-- start of Records shown --
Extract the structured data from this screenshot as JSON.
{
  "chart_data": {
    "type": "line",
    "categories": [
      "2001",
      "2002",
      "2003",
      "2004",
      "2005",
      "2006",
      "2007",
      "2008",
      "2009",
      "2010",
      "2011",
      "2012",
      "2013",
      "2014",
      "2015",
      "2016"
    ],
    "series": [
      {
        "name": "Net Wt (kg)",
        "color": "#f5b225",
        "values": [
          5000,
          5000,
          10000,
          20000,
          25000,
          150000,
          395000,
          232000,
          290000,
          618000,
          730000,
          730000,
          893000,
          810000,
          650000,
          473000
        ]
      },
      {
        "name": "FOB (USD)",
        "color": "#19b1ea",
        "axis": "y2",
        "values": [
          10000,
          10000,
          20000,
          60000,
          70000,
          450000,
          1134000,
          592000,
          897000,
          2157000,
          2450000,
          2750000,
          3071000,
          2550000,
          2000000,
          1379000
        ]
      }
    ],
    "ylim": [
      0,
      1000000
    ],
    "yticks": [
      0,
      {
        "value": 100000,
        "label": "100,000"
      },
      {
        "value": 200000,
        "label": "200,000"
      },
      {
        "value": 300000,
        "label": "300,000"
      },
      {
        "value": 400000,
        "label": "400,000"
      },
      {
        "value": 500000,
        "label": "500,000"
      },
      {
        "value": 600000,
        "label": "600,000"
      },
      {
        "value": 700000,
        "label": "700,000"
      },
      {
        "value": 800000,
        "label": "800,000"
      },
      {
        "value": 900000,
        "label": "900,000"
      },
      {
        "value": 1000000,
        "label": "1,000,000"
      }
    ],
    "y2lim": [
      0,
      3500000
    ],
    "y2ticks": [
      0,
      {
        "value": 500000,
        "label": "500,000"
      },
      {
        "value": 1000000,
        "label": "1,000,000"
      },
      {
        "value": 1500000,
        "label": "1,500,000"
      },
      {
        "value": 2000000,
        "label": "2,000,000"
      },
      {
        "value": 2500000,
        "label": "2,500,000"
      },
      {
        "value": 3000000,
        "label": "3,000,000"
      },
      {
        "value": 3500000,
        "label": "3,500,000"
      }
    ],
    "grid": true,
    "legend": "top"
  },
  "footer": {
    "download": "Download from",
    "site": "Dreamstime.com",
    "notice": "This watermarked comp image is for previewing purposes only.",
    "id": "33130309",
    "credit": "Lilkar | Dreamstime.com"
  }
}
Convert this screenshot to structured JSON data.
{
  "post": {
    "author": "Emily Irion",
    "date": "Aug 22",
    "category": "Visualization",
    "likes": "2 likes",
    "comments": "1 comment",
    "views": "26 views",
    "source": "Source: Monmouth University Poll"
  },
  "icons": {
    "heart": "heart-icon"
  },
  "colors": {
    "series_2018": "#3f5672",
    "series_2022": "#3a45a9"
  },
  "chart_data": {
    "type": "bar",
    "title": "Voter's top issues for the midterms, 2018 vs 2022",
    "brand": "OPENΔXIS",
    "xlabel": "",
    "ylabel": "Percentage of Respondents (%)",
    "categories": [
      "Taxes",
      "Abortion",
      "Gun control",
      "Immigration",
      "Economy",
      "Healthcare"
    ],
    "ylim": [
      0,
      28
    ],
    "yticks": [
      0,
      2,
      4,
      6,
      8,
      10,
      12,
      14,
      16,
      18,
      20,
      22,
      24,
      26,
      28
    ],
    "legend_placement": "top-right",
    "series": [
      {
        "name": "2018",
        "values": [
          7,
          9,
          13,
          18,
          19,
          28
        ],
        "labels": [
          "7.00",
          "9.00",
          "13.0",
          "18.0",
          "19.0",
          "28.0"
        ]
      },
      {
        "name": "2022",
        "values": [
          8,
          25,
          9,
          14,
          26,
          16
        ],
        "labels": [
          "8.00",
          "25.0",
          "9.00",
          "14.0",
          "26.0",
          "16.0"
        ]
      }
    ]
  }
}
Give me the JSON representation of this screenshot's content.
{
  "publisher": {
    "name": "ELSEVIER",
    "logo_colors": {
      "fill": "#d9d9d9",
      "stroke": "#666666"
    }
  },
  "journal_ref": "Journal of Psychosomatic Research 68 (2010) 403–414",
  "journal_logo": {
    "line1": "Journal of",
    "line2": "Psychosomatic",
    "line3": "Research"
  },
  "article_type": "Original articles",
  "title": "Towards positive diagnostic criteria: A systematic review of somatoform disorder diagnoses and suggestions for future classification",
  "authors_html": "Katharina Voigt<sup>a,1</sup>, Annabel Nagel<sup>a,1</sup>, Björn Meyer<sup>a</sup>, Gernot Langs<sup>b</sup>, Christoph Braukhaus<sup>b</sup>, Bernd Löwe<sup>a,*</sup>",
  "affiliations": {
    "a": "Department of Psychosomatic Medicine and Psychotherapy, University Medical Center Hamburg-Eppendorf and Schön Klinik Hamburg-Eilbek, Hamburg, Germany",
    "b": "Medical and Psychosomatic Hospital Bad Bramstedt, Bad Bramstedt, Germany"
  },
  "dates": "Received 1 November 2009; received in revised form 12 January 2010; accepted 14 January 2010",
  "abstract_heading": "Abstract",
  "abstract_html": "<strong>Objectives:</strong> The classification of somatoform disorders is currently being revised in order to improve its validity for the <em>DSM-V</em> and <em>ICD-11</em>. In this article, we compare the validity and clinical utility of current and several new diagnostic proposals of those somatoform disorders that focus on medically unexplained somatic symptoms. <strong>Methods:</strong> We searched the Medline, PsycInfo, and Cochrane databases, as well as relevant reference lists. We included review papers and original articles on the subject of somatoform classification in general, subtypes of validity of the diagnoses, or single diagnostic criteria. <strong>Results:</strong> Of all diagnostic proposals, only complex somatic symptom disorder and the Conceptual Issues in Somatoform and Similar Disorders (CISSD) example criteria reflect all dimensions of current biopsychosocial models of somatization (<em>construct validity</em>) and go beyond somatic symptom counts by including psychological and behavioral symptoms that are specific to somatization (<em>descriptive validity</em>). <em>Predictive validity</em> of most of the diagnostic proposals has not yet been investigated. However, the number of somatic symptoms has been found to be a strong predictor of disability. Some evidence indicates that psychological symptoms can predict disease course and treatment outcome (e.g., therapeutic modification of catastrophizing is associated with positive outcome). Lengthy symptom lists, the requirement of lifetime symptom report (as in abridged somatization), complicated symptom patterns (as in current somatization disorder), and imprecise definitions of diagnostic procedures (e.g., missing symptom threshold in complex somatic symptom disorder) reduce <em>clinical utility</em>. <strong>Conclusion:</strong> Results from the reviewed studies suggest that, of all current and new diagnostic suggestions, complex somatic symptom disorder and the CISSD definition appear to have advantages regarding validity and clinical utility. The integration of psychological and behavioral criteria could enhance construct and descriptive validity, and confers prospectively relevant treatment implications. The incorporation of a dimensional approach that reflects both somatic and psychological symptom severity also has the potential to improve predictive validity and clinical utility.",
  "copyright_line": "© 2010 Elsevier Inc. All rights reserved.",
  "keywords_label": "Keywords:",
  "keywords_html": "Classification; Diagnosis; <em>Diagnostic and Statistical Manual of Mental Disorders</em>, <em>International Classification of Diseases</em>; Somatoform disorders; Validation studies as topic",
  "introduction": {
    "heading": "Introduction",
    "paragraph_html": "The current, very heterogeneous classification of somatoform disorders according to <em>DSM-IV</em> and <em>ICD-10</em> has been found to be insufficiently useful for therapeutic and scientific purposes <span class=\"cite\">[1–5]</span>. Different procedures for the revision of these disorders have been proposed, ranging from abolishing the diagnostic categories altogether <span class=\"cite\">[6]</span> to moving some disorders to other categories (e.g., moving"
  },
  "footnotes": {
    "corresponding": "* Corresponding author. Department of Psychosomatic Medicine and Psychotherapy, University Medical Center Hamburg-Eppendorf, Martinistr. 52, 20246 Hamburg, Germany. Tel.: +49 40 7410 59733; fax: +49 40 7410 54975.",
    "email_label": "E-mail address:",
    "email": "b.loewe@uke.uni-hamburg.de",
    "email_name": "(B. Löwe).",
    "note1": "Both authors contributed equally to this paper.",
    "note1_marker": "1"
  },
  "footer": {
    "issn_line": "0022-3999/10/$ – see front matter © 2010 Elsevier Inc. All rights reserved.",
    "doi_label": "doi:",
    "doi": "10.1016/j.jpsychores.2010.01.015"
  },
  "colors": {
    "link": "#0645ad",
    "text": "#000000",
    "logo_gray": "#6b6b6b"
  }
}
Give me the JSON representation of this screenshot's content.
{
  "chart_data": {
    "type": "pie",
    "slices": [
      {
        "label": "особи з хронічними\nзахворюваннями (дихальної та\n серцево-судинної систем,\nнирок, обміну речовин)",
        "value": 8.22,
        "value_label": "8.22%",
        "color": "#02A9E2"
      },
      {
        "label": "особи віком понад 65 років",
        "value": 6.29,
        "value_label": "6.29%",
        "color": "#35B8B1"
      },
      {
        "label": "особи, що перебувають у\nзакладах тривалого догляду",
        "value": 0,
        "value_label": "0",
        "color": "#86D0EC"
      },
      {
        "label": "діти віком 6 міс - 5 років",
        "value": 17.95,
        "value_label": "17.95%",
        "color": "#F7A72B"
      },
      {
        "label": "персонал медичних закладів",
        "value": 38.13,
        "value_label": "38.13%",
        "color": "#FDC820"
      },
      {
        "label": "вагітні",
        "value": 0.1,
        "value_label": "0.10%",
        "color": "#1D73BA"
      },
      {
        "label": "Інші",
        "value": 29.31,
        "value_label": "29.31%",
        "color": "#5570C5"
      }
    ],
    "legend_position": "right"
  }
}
-- end of Records shown --
> _The task_
Locate each line containing the string "JSON" and show it.

> _Finished task_
Extract the structured data from this screenshot as JSON.
Convert this screenshot to structured JSON data.
Give me the JSON representation of this screenshot's content.
Give me the JSON representation of this screenshot's content.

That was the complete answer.